Your tasks:
a) In the report on Orville Schell's talk at the Bangkok Media Conference, which broadcaster did Schell say comes close to his ideal?
b) From the report on Orville Schell's talk, retype everything from "But here’s the" down to "and citizen journalism.".

Document excerpt:
- Opening Delimiter -

To hear an audio version of Dr. Orville Schell’s talk, go HERE
Every conference has a moment or two that helps define discussion for the entire event.
At the Bangkok Media Conference, one such moment came during the presentation by China expert and journalist Orville Schell. Schell talked about what is happening in American media and how it relates to Asia. One key message: If you intend to emulate the American style of press and media management, beware of what you wish for. The United States has a lot of journalistic feathers in its cap, Shell said, but it also has some serious failings.
The emerging “business model” in the US, Schell said, is to treat news properties and news itself as a “commodity,” measured only in terms of how much profit can be produced.That, he said, is a long way from the Jeffersonian ideal of a press that acts as a “fourth estate,” a quasi public service that kept the people informed and the government honest.
Is that particular model really what Asia wants? Schell asked.
The “marketization” of the news media, Schell argued is the result of consolidation of news properties into a few giant entities listed on the stock market, where profits rule all.
The road to success, Schell said, is having the right “business model” where neither the government (as has been the case in much of Asia) or the market (as in the case in the U.S.) controls all.
So where does one find this utopian ideal?
The British Broadcasting Corp., Schell said, comes close. Public television and particularly National Public Radio have their virtues, he said, but they have a “lousy” business model of their own, dependent on “begging.” By that he means fund drives.
But here’s the good news. In the vacuum created by a market-driven media more interested in entertainment and sales than news, “an opportunity (is created) for other competitors to move in and fill the space,” he said.These can include “new media” such as the Internet, blogging, and citizen journalism.
But it can also include traditional quality journalism, imported into the United States from Asia and elsewhere rather than the other way around.
For instance, China is attempting to break into the English-language market with informed journalism focused on China’s booming economy and financial markets.And even the Arabic network Al Jazeera might be considered as part of this new model, Schell contended.”As I see it, the challenge for American media today is the question of business models,” he said.
“Can we create business models that use the best of the marketplace but at the same time protect the best elements of the media that embody the Jeffersonian ideal of the public interest?” he asked.”If the US is to regain its ability to lead, it will have to regain its ability to inform its citizens. If they fail, then there are more opportunities to create competitors. But those competitors must be wary of the pitfalls of the marketplace,” he said.
One questioner said he sees the market as a counter-force to the controlling influence of the propaganda department of the government and the Communist party. Isn ‘t this a good thing?

- Closing Delimiter -

Recorded information:
- Opening Delimiter -

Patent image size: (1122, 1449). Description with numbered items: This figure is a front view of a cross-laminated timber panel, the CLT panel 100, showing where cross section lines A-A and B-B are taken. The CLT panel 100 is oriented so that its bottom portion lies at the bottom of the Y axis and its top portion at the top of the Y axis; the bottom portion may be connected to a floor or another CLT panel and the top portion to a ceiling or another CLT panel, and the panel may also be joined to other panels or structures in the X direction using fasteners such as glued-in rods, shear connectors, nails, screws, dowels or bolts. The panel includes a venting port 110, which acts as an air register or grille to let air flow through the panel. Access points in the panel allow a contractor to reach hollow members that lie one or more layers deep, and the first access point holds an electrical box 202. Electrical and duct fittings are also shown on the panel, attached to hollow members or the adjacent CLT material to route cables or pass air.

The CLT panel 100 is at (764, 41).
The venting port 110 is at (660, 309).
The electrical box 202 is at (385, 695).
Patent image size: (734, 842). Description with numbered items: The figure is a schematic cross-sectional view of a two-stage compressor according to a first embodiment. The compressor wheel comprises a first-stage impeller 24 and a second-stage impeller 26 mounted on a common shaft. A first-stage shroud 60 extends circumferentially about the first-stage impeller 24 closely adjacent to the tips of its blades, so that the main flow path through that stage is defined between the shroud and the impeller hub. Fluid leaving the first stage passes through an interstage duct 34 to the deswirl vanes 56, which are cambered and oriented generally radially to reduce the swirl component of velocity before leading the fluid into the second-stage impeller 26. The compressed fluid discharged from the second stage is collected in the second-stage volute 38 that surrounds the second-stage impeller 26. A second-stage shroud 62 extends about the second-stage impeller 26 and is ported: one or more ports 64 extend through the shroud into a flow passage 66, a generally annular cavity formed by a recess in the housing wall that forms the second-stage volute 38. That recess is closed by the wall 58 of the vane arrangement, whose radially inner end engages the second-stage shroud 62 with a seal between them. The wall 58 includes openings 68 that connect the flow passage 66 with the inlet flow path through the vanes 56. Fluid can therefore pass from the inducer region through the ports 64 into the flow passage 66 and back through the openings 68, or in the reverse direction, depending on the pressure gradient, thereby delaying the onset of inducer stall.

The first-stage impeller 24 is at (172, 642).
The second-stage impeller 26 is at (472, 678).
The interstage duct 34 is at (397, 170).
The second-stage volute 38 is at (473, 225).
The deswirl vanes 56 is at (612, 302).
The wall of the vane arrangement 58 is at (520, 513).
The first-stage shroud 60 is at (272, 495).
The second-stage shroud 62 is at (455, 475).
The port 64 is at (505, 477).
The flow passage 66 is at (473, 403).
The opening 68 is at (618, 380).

- Closing Delimiter -

Outputs for the tasks:
a) The British Broadcasting Corp.

b)
But here’s the good news. In the vacuum created by a market-driven media more interested in entertainment and sales than news, “an opportunity (is created) for other competitors to move in and fill the space,” he said.These can include “new media” such as the Internet, blogging, and citizen journalism.